##### Input

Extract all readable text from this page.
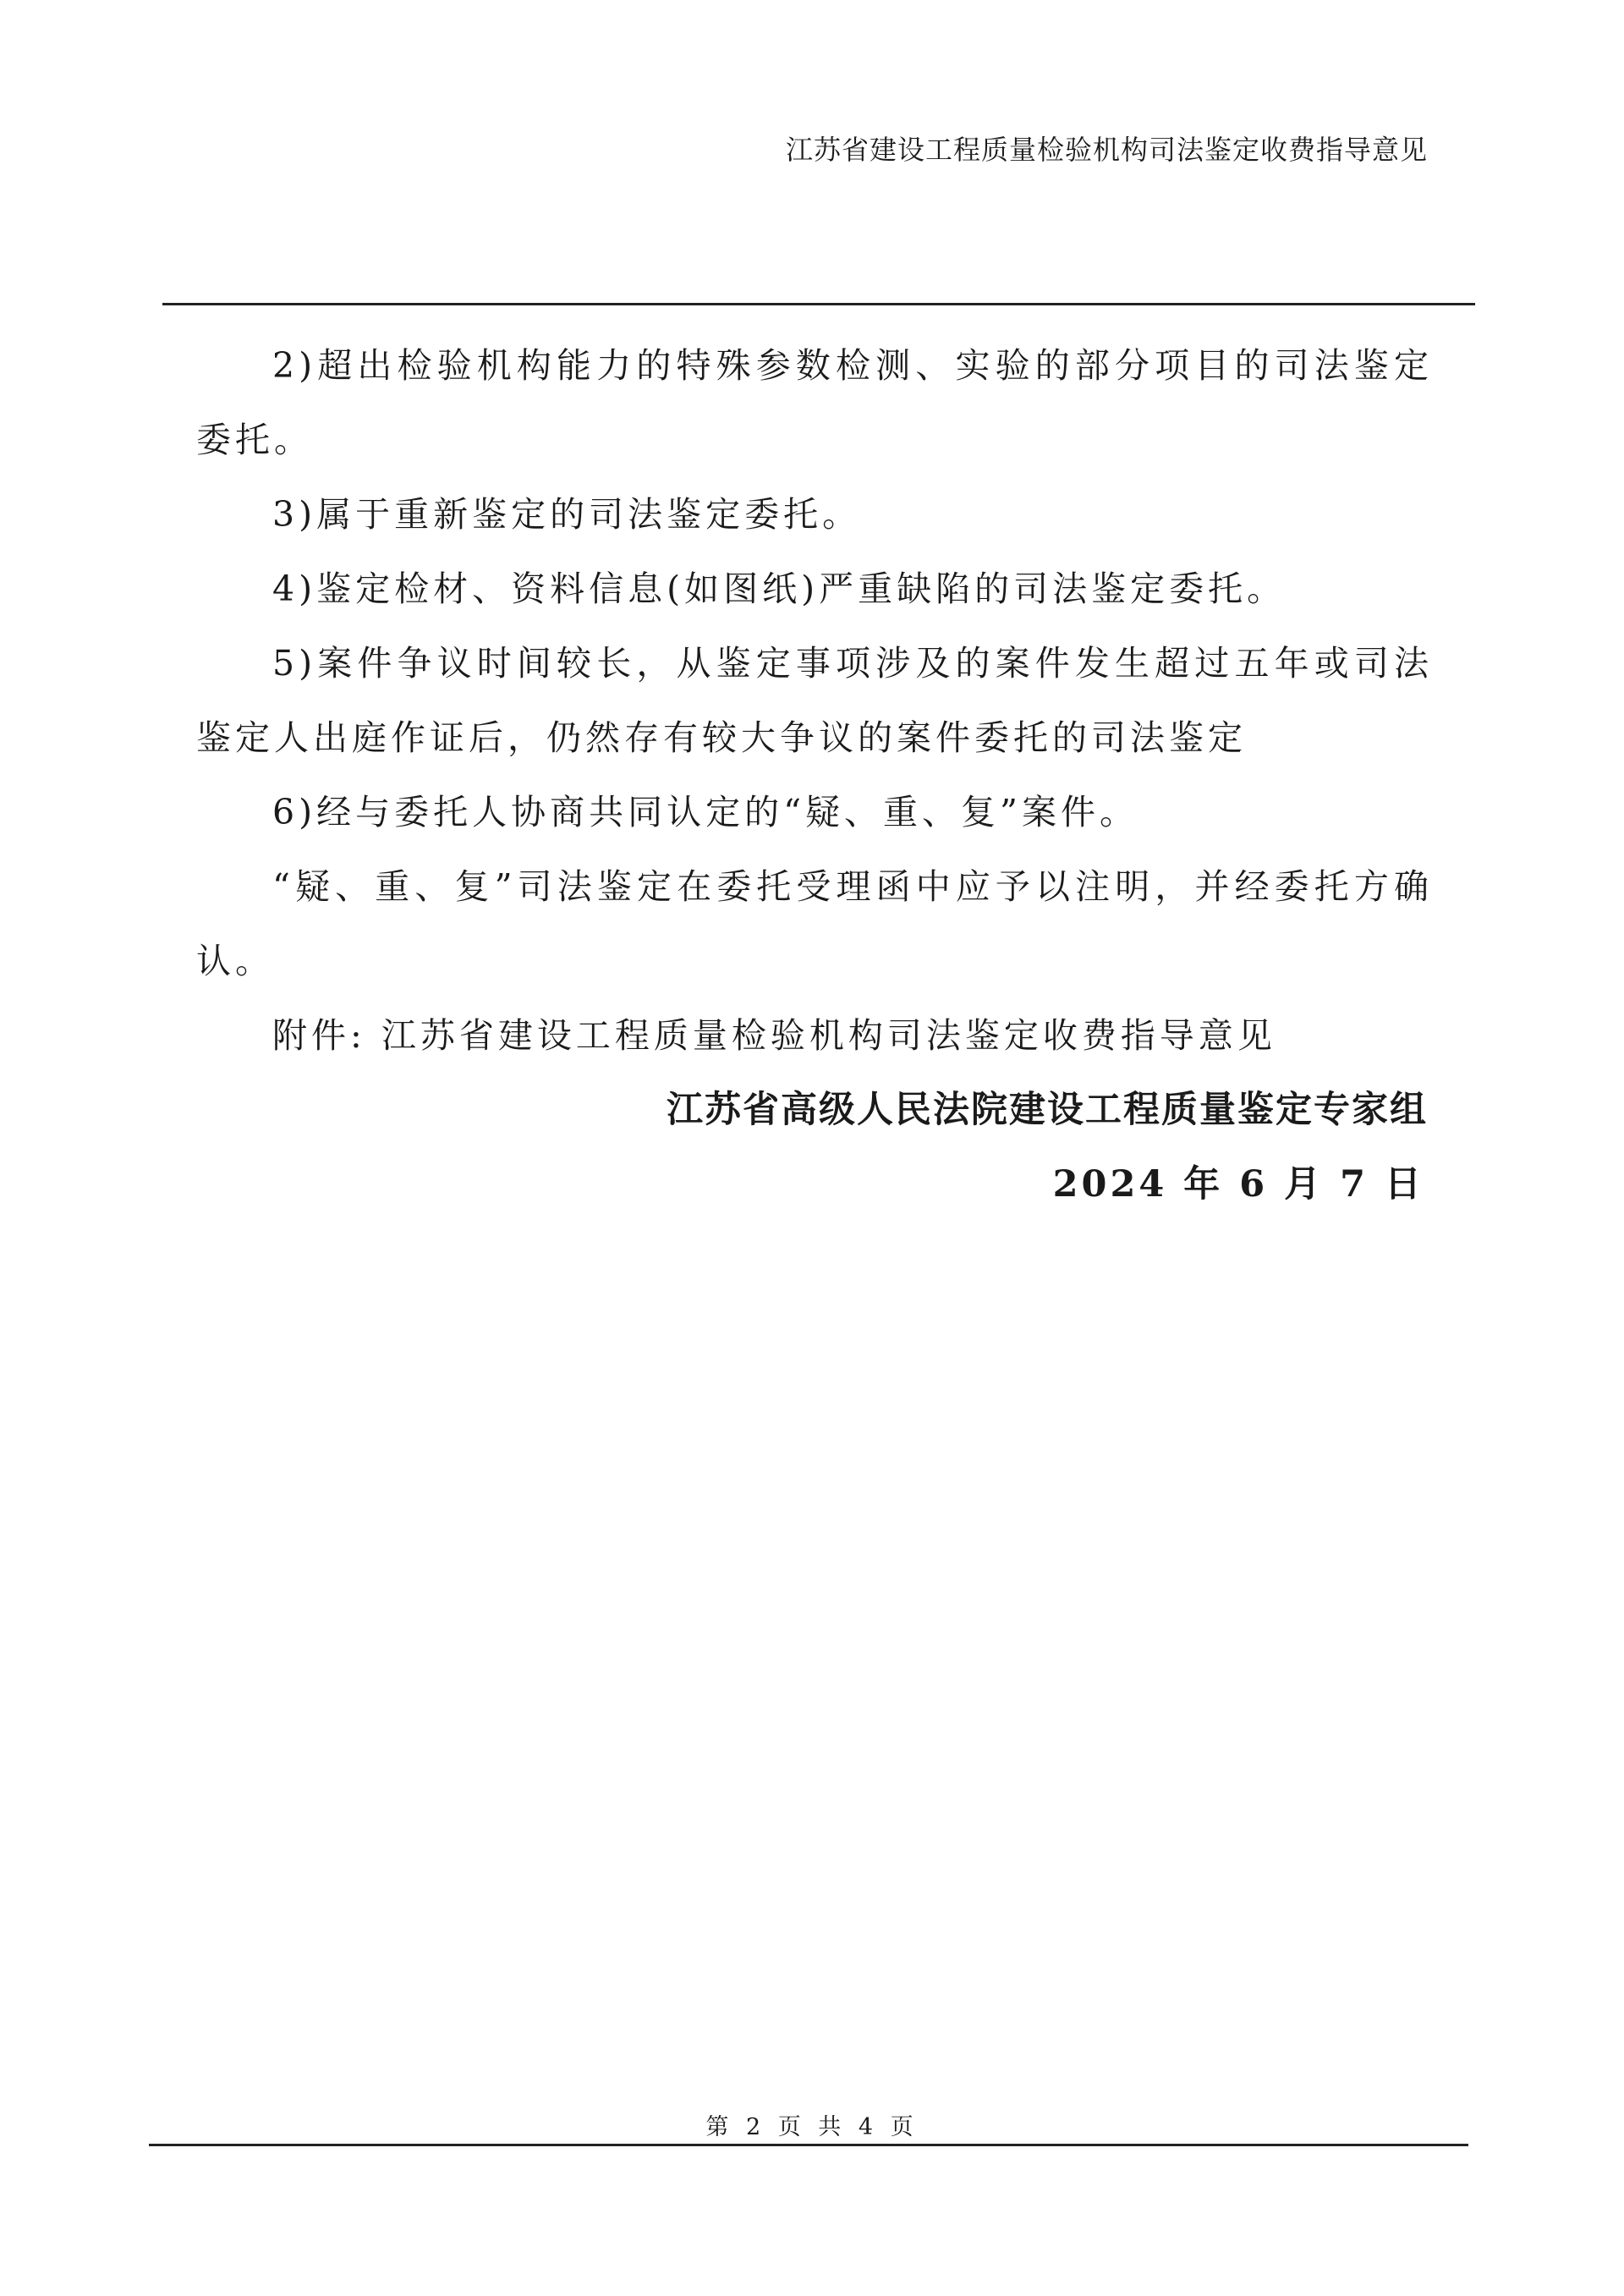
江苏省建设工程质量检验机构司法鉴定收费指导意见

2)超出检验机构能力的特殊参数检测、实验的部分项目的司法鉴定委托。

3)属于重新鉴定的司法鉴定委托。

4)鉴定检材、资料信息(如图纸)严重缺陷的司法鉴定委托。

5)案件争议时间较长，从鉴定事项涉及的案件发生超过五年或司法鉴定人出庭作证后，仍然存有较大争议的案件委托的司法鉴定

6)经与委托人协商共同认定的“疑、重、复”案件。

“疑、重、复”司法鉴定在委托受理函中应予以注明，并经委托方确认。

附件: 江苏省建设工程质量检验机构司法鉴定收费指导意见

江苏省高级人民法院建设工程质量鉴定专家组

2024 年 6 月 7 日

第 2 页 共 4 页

##########

** The task **
Your task is to transcribe all of the records precisely, with no images included.

** Task answer **
Extract all readable text from this page.
江苏省建设工程质量检验机构司法鉴定收费指导意见

2)超出检验机构能力的特殊参数检测、实验的部分项目的司法鉴定委托。

3)属于重新鉴定的司法鉴定委托。

4)鉴定检材、资料信息(如图纸)严重缺陷的司法鉴定委托。

5)案件争议时间较长，从鉴定事项涉及的案件发生超过五年或司法鉴定人出庭作证后，仍然存有较大争议的案件委托的司法鉴定

6)经与委托人协商共同认定的“疑、重、复”案件。

“疑、重、复”司法鉴定在委托受理函中应予以注明，并经委托方确认。

附件: 江苏省建设工程质量检验机构司法鉴定收费指导意见

江苏省高级人民法院建设工程质量鉴定专家组

2024 年 6 月 7 日

第 2 页 共 4 页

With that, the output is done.